Records
=====
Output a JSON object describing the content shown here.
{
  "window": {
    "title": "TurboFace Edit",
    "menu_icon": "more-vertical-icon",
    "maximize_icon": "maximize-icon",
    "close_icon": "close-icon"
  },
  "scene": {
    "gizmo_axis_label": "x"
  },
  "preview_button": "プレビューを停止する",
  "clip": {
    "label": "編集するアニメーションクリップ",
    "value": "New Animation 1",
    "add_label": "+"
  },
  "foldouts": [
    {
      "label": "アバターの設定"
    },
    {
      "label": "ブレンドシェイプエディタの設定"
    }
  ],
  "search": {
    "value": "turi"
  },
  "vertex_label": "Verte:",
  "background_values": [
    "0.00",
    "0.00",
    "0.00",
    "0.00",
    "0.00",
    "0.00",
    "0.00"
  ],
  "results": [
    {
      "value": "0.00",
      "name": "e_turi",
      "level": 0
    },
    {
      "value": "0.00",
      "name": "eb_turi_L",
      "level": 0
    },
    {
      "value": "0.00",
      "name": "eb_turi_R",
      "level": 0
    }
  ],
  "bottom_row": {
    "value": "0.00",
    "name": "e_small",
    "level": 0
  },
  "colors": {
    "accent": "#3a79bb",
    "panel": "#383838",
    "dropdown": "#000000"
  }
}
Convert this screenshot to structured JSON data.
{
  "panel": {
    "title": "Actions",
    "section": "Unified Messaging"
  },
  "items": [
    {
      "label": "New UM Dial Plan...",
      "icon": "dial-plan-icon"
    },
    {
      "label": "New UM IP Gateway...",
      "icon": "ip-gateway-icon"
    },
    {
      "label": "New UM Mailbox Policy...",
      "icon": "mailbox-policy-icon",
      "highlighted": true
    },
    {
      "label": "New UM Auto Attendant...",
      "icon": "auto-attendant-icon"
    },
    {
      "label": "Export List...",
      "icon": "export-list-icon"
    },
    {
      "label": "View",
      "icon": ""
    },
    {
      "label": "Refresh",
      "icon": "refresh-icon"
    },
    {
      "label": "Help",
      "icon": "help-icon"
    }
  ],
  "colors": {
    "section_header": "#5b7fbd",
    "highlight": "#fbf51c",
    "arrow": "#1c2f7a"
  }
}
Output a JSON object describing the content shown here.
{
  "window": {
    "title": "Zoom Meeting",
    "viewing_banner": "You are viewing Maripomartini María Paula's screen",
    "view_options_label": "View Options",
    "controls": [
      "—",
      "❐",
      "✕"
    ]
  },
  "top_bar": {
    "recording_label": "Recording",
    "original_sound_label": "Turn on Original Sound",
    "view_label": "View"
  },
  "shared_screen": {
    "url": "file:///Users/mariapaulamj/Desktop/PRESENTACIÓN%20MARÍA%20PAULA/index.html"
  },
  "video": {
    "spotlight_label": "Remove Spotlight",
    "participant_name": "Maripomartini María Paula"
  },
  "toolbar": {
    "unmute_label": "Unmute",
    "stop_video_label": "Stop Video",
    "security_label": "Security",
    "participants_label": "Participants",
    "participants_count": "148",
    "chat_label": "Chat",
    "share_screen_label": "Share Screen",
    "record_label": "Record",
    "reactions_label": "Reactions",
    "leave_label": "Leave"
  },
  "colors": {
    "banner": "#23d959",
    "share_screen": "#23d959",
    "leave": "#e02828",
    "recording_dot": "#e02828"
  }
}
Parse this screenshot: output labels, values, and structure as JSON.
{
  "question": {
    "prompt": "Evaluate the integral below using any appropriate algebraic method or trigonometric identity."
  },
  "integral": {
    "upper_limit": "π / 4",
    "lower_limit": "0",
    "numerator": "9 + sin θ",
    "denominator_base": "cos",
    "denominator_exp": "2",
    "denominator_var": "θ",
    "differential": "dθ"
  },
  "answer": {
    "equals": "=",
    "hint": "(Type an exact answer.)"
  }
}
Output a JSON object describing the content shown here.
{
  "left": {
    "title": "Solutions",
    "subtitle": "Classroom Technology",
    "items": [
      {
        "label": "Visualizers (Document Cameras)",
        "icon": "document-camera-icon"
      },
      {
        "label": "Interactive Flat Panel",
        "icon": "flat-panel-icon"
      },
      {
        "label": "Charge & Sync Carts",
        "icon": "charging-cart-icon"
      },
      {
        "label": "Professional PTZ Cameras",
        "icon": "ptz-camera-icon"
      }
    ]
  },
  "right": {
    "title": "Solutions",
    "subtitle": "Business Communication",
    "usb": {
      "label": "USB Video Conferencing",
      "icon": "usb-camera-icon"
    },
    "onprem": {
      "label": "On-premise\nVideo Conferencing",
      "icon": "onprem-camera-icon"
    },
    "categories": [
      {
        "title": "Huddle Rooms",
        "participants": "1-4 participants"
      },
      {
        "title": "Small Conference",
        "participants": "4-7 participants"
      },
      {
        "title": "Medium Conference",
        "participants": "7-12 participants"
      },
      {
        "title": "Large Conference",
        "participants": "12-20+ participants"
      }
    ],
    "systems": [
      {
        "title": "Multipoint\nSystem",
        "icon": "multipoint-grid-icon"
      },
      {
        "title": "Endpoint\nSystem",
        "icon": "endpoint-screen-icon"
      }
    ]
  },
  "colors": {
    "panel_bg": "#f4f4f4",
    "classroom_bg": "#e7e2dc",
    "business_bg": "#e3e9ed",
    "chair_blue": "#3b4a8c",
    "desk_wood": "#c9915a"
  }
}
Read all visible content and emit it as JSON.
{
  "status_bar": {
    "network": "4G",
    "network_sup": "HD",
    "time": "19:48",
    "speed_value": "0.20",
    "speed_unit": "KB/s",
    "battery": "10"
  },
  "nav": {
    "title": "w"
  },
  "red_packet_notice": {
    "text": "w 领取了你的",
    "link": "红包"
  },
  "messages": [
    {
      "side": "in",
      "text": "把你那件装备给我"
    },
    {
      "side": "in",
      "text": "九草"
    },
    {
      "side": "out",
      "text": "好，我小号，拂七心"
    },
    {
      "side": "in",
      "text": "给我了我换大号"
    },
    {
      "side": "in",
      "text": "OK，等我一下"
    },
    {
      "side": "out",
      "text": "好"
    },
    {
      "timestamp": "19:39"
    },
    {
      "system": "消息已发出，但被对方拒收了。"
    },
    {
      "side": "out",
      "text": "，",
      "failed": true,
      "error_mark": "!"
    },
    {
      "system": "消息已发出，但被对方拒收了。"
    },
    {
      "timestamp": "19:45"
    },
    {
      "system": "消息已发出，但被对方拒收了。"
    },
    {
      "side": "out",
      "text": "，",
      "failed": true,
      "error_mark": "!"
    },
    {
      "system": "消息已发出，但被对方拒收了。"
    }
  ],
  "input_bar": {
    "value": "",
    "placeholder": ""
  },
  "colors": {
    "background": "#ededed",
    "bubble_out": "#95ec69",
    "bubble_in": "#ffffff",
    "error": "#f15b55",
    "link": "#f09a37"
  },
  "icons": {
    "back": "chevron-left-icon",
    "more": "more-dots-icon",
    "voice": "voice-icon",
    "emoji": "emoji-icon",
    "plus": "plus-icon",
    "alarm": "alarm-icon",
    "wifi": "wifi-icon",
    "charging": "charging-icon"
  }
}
=====
[WRITTEN EXERCISE] Your answer should be a single number: how many lines of the material contain the word "Cameras".

[EXERCISE RESPONSE] 2